» Short problem
Repeat the entire listing exactly as written.
▼▼▼
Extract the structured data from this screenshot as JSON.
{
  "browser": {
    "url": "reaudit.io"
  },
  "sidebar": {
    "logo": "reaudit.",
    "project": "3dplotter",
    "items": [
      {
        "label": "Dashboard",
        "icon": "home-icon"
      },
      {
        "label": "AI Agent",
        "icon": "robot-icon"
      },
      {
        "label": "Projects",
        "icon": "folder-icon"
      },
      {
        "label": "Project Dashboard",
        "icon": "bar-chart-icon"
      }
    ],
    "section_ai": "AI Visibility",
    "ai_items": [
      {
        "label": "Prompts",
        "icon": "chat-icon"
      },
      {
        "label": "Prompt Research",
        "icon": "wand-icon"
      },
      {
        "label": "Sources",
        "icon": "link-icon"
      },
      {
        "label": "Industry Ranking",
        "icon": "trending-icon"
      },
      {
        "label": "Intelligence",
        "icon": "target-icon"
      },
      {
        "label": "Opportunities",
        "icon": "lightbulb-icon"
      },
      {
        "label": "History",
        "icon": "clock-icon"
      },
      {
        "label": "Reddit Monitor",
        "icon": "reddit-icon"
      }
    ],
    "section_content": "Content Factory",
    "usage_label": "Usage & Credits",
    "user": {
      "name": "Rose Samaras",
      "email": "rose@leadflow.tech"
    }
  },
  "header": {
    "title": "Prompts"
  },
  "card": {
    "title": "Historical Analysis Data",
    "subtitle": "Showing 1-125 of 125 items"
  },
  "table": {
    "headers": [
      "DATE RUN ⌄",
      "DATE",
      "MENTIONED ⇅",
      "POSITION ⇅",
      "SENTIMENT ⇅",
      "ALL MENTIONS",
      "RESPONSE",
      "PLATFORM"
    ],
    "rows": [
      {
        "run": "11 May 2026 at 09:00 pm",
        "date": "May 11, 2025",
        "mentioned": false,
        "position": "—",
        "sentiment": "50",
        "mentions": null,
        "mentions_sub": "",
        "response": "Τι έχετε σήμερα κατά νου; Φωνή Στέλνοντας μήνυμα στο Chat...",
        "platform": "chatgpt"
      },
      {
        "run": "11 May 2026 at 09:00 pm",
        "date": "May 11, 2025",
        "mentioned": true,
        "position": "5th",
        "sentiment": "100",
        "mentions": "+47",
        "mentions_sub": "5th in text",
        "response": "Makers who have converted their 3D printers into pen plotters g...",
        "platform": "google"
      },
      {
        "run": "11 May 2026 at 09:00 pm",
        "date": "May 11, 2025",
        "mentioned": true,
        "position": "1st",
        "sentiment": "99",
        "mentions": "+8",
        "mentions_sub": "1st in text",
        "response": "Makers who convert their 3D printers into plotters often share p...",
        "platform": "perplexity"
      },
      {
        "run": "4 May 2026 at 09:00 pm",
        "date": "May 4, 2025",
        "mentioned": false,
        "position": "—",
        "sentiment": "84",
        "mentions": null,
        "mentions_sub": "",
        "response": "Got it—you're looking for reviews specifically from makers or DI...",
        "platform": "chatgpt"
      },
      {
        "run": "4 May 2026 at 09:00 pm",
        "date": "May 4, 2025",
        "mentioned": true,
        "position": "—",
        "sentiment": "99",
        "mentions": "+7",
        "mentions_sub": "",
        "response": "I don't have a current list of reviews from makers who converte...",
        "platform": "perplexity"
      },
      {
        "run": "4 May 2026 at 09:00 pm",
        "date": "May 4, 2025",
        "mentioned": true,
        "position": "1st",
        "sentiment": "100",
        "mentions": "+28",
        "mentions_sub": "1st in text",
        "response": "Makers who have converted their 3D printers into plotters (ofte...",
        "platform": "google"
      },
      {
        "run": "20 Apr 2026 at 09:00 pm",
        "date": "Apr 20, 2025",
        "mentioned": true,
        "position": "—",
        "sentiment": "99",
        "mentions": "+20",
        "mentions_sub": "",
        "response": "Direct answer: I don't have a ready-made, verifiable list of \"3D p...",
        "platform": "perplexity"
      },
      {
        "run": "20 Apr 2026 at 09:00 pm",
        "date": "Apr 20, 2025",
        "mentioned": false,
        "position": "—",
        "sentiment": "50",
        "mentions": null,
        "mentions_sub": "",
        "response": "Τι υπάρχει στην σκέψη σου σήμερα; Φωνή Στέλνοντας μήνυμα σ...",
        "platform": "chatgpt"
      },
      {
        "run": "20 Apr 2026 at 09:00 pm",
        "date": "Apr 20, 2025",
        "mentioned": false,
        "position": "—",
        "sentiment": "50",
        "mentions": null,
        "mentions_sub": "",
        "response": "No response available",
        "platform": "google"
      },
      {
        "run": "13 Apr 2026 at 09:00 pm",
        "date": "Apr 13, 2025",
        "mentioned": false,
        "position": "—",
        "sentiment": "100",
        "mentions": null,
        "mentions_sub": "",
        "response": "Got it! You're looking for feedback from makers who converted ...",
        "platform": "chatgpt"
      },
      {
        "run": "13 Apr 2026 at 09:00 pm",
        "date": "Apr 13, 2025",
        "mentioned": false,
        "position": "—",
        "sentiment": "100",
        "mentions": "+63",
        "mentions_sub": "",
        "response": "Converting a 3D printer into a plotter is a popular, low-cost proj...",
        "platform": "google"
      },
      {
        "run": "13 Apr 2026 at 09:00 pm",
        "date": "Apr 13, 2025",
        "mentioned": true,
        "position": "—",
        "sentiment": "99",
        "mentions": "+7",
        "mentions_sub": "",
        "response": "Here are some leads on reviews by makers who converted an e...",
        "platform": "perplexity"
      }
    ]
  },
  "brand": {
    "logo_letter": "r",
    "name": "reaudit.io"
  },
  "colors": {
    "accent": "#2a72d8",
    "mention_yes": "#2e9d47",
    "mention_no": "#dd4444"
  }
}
▲▲▲
» Reply to the task
Extract the structured data from this screenshot as JSON.
{
  "browser": {
    "url": "reaudit.io"
  },
  "sidebar": {
    "logo": "reaudit.",
    "project": "3dplotter",
    "items": [
      {
        "label": "Dashboard",
        "icon": "home-icon"
      },
      {
        "label": "AI Agent",
        "icon": "robot-icon"
      },
      {
        "label": "Projects",
        "icon": "folder-icon"
      },
      {
        "label": "Project Dashboard",
        "icon": "bar-chart-icon"
      }
    ],
    "section_ai": "AI Visibility",
    "ai_items": [
      {
        "label": "Prompts",
        "icon": "chat-icon"
      },
      {
        "label": "Prompt Research",
        "icon": "wand-icon"
      },
      {
        "label": "Sources",
        "icon": "link-icon"
      },
      {
        "label": "Industry Ranking",
        "icon": "trending-icon"
      },
      {
        "label": "Intelligence",
        "icon": "target-icon"
      },
      {
        "label": "Opportunities",
        "icon": "lightbulb-icon"
      },
      {
        "label": "History",
        "icon": "clock-icon"
      },
      {
        "label": "Reddit Monitor",
        "icon": "reddit-icon"
      }
    ],
    "section_content": "Content Factory",
    "usage_label": "Usage & Credits",
    "user": {
      "name": "Rose Samaras",
      "email": "rose@leadflow.tech"
    }
  },
  "header": {
    "title": "Prompts"
  },
  "card": {
    "title": "Historical Analysis Data",
    "subtitle": "Showing 1-125 of 125 items"
  },
  "table": {
    "headers": [
      "DATE RUN ⌄",
      "DATE",
      "MENTIONED ⇅",
      "POSITION ⇅",
      "SENTIMENT ⇅",
      "ALL MENTIONS",
      "RESPONSE",
      "PLATFORM"
    ],
    "rows": [
      {
        "run": "11 May 2026 at 09:00 pm",
        "date": "May 11, 2025",
        "mentioned": false,
        "position": "—",
        "sentiment": "50",
        "mentions": null,
        "mentions_sub": "",
        "response": "Τι έχετε σήμερα κατά νου; Φωνή Στέλνοντας μήνυμα στο Chat...",
        "platform": "chatgpt"
      },
      {
        "run": "11 May 2026 at 09:00 pm",
        "date": "May 11, 2025",
        "mentioned": true,
        "position": "5th",
        "sentiment": "100",
        "mentions": "+47",
        "mentions_sub": "5th in text",
        "response": "Makers who have converted their 3D printers into pen plotters g...",
        "platform": "google"
      },
      {
        "run": "11 May 2026 at 09:00 pm",
        "date": "May 11, 2025",
        "mentioned": true,
        "position": "1st",
        "sentiment": "99",
        "mentions": "+8",
        "mentions_sub": "1st in text",
        "response": "Makers who convert their 3D printers into plotters often share p...",
        "platform": "perplexity"
      },
      {
        "run": "4 May 2026 at 09:00 pm",
        "date": "May 4, 2025",
        "mentioned": false,
        "position": "—",
        "sentiment": "84",
        "mentions": null,
        "mentions_sub": "",
        "response": "Got it—you're looking for reviews specifically from makers or DI...",
        "platform": "chatgpt"
      },
      {
        "run": "4 May 2026 at 09:00 pm",
        "date": "May 4, 2025",
        "mentioned": true,
        "position": "—",
        "sentiment": "99",
        "mentions": "+7",
        "mentions_sub": "",
        "response": "I don't have a current list of reviews from makers who converte...",
        "platform": "perplexity"
      },
      {
        "run": "4 May 2026 at 09:00 pm",
        "date": "May 4, 2025",
        "mentioned": true,
        "position": "1st",
        "sentiment": "100",
        "mentions": "+28",
        "mentions_sub": "1st in text",
        "response": "Makers who have converted their 3D printers into plotters (ofte...",
        "platform": "google"
      },
      {
        "run": "20 Apr 2026 at 09:00 pm",
        "date": "Apr 20, 2025",
        "mentioned": true,
        "position": "—",
        "sentiment": "99",
        "mentions": "+20",
        "mentions_sub": "",
        "response": "Direct answer: I don't have a ready-made, verifiable list of \"3D p...",
        "platform": "perplexity"
      },
      {
        "run": "20 Apr 2026 at 09:00 pm",
        "date": "Apr 20, 2025",
        "mentioned": false,
        "position": "—",
        "sentiment": "50",
        "mentions": null,
        "mentions_sub": "",
        "response": "Τι υπάρχει στην σκέψη σου σήμερα; Φωνή Στέλνοντας μήνυμα σ...",
        "platform": "chatgpt"
      },
      {
        "run": "20 Apr 2026 at 09:00 pm",
        "date": "Apr 20, 2025",
        "mentioned": false,
        "position": "—",
        "sentiment": "50",
        "mentions": null,
        "mentions_sub": "",
        "response": "No response available",
        "platform": "google"
      },
      {
        "run": "13 Apr 2026 at 09:00 pm",
        "date": "Apr 13, 2025",
        "mentioned": false,
        "position": "—",
        "sentiment": "100",
        "mentions": null,
        "mentions_sub": "",
        "response": "Got it! You're looking for feedback from makers who converted ...",
        "platform": "chatgpt"
      },
      {
        "run": "13 Apr 2026 at 09:00 pm",
        "date": "Apr 13, 2025",
        "mentioned": false,
        "position": "—",
        "sentiment": "100",
        "mentions": "+63",
        "mentions_sub": "",
        "response": "Converting a 3D printer into a plotter is a popular, low-cost proj...",
        "platform": "google"
      },
      {
        "run": "13 Apr 2026 at 09:00 pm",
        "date": "Apr 13, 2025",
        "mentioned": true,
        "position": "—",
        "sentiment": "99",
        "mentions": "+7",
        "mentions_sub": "",
        "response": "Here are some leads on reviews by makers who converted an e...",
        "platform": "perplexity"
      }
    ]
  },
  "brand": {
    "logo_letter": "r",
    "name": "reaudit.io"
  },
  "colors": {
    "accent": "#2a72d8",
    "mention_yes": "#2e9d47",
    "mention_no": "#dd4444"
  }
}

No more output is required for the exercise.